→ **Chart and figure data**
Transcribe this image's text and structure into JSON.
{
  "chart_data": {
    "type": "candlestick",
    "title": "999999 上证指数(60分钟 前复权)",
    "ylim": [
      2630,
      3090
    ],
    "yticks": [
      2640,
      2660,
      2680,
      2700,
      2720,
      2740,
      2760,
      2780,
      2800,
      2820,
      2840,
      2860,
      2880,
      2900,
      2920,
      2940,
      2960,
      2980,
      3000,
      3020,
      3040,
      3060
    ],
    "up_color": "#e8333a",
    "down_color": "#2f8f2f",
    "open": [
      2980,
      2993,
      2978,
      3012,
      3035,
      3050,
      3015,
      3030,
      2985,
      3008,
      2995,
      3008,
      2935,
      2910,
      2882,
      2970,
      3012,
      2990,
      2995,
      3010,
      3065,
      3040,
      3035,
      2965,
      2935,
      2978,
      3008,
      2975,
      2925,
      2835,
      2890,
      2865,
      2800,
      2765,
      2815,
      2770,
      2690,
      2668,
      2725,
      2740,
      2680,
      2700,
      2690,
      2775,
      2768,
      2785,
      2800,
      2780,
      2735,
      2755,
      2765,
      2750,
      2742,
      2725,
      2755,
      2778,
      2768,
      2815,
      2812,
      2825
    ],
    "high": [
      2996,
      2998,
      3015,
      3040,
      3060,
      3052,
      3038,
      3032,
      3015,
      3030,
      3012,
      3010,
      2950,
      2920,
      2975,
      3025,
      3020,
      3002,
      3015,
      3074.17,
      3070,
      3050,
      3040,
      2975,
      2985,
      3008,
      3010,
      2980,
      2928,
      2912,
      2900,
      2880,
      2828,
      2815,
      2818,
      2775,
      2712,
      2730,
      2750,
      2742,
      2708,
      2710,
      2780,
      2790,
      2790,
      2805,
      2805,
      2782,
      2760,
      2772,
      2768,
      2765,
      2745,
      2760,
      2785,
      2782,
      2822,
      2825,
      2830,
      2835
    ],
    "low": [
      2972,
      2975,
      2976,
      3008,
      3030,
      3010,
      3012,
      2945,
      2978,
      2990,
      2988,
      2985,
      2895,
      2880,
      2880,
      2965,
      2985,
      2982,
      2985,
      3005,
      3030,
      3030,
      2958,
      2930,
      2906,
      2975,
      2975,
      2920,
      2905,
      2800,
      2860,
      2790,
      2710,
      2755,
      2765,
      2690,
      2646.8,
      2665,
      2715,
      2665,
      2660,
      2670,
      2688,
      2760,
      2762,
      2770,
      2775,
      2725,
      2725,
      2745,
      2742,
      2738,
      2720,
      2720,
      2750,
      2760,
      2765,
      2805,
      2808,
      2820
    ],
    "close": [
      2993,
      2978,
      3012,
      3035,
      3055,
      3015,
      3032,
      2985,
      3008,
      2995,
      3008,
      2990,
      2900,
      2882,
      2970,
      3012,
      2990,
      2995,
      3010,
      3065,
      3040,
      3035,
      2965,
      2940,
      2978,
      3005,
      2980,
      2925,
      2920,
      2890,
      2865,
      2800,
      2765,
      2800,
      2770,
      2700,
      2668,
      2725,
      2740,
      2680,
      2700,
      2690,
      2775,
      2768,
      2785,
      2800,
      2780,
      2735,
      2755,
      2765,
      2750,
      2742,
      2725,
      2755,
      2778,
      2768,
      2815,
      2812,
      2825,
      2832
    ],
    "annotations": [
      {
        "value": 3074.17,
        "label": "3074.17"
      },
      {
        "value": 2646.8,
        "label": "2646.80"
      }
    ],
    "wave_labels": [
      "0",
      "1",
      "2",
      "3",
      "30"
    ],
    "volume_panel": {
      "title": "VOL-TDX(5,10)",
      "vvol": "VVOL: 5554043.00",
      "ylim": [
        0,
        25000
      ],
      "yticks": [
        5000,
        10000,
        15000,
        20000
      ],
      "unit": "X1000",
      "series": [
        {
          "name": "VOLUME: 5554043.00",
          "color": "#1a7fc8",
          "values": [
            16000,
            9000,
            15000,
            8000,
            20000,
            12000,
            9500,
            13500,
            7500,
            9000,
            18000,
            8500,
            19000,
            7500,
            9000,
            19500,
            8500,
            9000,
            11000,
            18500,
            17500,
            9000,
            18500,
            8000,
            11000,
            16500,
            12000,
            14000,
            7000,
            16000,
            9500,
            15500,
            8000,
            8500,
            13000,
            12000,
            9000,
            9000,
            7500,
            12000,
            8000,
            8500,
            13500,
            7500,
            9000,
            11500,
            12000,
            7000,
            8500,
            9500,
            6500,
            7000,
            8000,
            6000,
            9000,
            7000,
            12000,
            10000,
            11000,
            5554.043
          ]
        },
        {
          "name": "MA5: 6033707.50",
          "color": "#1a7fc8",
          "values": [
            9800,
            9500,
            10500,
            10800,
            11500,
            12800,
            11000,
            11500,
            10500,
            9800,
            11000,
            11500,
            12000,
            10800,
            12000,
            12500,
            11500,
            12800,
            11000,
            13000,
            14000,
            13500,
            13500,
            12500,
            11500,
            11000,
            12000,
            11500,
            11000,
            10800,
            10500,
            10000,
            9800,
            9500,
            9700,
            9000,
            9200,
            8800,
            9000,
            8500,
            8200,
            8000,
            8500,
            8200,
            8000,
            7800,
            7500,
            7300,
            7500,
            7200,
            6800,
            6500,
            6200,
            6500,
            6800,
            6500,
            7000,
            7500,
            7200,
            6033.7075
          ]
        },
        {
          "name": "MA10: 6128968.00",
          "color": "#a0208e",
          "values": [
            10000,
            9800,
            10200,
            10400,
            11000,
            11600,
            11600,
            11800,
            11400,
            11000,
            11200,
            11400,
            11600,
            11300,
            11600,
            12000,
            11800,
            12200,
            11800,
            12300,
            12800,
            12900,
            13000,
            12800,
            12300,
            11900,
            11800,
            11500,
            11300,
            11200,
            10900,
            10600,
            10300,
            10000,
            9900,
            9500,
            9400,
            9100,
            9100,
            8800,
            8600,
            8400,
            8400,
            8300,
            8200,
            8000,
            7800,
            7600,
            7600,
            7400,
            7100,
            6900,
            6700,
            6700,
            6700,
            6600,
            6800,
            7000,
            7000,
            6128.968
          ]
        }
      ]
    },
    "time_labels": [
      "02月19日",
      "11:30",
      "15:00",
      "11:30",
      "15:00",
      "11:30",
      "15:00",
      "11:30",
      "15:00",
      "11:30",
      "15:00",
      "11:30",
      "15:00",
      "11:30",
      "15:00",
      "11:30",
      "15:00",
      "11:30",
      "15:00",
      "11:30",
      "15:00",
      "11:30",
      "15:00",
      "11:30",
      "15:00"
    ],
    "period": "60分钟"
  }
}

→ **WHAT YOU HAVE TO DO**
Copy out the whole listing, exactly as written.

→ **EXERCISE SOLUTION**
Transcribe this image's text and structure into JSON.
{
  "chart_data": {
    "type": "candlestick",
    "title": "999999 上证指数(60分钟 前复权)",
    "ylim": [
      2630,
      3090
    ],
    "yticks": [
      2640,
      2660,
      2680,
      2700,
      2720,
      2740,
      2760,
      2780,
      2800,
      2820,
      2840,
      2860,
      2880,
      2900,
      2920,
      2940,
      2960,
      2980,
      3000,
      3020,
      3040,
      3060
    ],
    "up_color": "#e8333a",
    "down_color": "#2f8f2f",
    "open": [
      2980,
      2993,
      2978,
      3012,
      3035,
      3050,
      3015,
      3030,
      2985,
      3008,
      2995,
      3008,
      2935,
      2910,
      2882,
      2970,
      3012,
      2990,
      2995,
      3010,
      3065,
      3040,
      3035,
      2965,
      2935,
      2978,
      3008,
      2975,
      2925,
      2835,
      2890,
      2865,
      2800,
      2765,
      2815,
      2770,
      2690,
      2668,
      2725,
      2740,
      2680,
      2700,
      2690,
      2775,
      2768,
      2785,
      2800,
      2780,
      2735,
      2755,
      2765,
      2750,
      2742,
      2725,
      2755,
      2778,
      2768,
      2815,
      2812,
      2825
    ],
    "high": [
      2996,
      2998,
      3015,
      3040,
      3060,
      3052,
      3038,
      3032,
      3015,
      3030,
      3012,
      3010,
      2950,
      2920,
      2975,
      3025,
      3020,
      3002,
      3015,
      3074.17,
      3070,
      3050,
      3040,
      2975,
      2985,
      3008,
      3010,
      2980,
      2928,
      2912,
      2900,
      2880,
      2828,
      2815,
      2818,
      2775,
      2712,
      2730,
      2750,
      2742,
      2708,
      2710,
      2780,
      2790,
      2790,
      2805,
      2805,
      2782,
      2760,
      2772,
      2768,
      2765,
      2745,
      2760,
      2785,
      2782,
      2822,
      2825,
      2830,
      2835
    ],
    "low": [
      2972,
      2975,
      2976,
      3008,
      3030,
      3010,
      3012,
      2945,
      2978,
      2990,
      2988,
      2985,
      2895,
      2880,
      2880,
      2965,
      2985,
      2982,
      2985,
      3005,
      3030,
      3030,
      2958,
      2930,
      2906,
      2975,
      2975,
      2920,
      2905,
      2800,
      2860,
      2790,
      2710,
      2755,
      2765,
      2690,
      2646.8,
      2665,
      2715,
      2665,
      2660,
      2670,
      2688,
      2760,
      2762,
      2770,
      2775,
      2725,
      2725,
      2745,
      2742,
      2738,
      2720,
      2720,
      2750,
      2760,
      2765,
      2805,
      2808,
      2820
    ],
    "close": [
      2993,
      2978,
      3012,
      3035,
      3055,
      3015,
      3032,
      2985,
      3008,
      2995,
      3008,
      2990,
      2900,
      2882,
      2970,
      3012,
      2990,
      2995,
      3010,
      3065,
      3040,
      3035,
      2965,
      2940,
      2978,
      3005,
      2980,
      2925,
      2920,
      2890,
      2865,
      2800,
      2765,
      2800,
      2770,
      2700,
      2668,
      2725,
      2740,
      2680,
      2700,
      2690,
      2775,
      2768,
      2785,
      2800,
      2780,
      2735,
      2755,
      2765,
      2750,
      2742,
      2725,
      2755,
      2778,
      2768,
      2815,
      2812,
      2825,
      2832
    ],
    "annotations": [
      {
        "value": 3074.17,
        "label": "3074.17"
      },
      {
        "value": 2646.8,
        "label": "2646.80"
      }
    ],
    "wave_labels": [
      "0",
      "1",
      "2",
      "3",
      "30"
    ],
    "volume_panel": {
      "title": "VOL-TDX(5,10)",
      "vvol": "VVOL: 5554043.00",
      "ylim": [
        0,
        25000
      ],
      "yticks": [
        5000,
        10000,
        15000,
        20000
      ],
      "unit": "X1000",
      "series": [
        {
          "name": "VOLUME: 5554043.00",
          "color": "#1a7fc8",
          "values": [
            16000,
            9000,
            15000,
            8000,
            20000,
            12000,
            9500,
            13500,
            7500,
            9000,
            18000,
            8500,
            19000,
            7500,
            9000,
            19500,
            8500,
            9000,
            11000,
            18500,
            17500,
            9000,
            18500,
            8000,
            11000,
            16500,
            12000,
            14000,
            7000,
            16000,
            9500,
            15500,
            8000,
            8500,
            13000,
            12000,
            9000,
            9000,
            7500,
            12000,
            8000,
            8500,
            13500,
            7500,
            9000,
            11500,
            12000,
            7000,
            8500,
            9500,
            6500,
            7000,
            8000,
            6000,
            9000,
            7000,
            12000,
            10000,
            11000,
            5554.043
          ]
        },
        {
          "name": "MA5: 6033707.50",
          "color": "#1a7fc8",
          "values": [
            9800,
            9500,
            10500,
            10800,
            11500,
            12800,
            11000,
            11500,
            10500,
            9800,
            11000,
            11500,
            12000,
            10800,
            12000,
            12500,
            11500,
            12800,
            11000,
            13000,
            14000,
            13500,
            13500,
            12500,
            11500,
            11000,
            12000,
            11500,
            11000,
            10800,
            10500,
            10000,
            9800,
            9500,
            9700,
            9000,
            9200,
            8800,
            9000,
            8500,
            8200,
            8000,
            8500,
            8200,
            8000,
            7800,
            7500,
            7300,
            7500,
            7200,
            6800,
            6500,
            6200,
            6500,
            6800,
            6500,
            7000,
            7500,
            7200,
            6033.7075
          ]
        },
        {
          "name": "MA10: 6128968.00",
          "color": "#a0208e",
          "values": [
            10000,
            9800,
            10200,
            10400,
            11000,
            11600,
            11600,
            11800,
            11400,
            11000,
            11200,
            11400,
            11600,
            11300,
            11600,
            12000,
            11800,
            12200,
            11800,
            12300,
            12800,
            12900,
            13000,
            12800,
            12300,
            11900,
            11800,
            11500,
            11300,
            11200,
            10900,
            10600,
            10300,
            10000,
            9900,
            9500,
            9400,
            9100,
            9100,
            8800,
            8600,
            8400,
            8400,
            8300,
            8200,
            8000,
            7800,
            7600,
            7600,
            7400,
            7100,
            6900,
            6700,
            6700,
            6700,
            6600,
            6800,
            7000,
            7000,
            6128.968
          ]
        }
      ]
    },
    "time_labels": [
      "02月19日",
      "11:30",
      "15:00",
      "11:30",
      "15:00",
      "11:30",
      "15:00",
      "11:30",
      "15:00",
      "11:30",
      "15:00",
      "11:30",
      "15:00",
      "11:30",
      "15:00",
      "11:30",
      "15:00",
      "11:30",
      "15:00",
      "11:30",
      "15:00",
      "11:30",
      "15:00",
      "11:30",
      "15:00"
    ],
    "period": "60分钟"
  }
}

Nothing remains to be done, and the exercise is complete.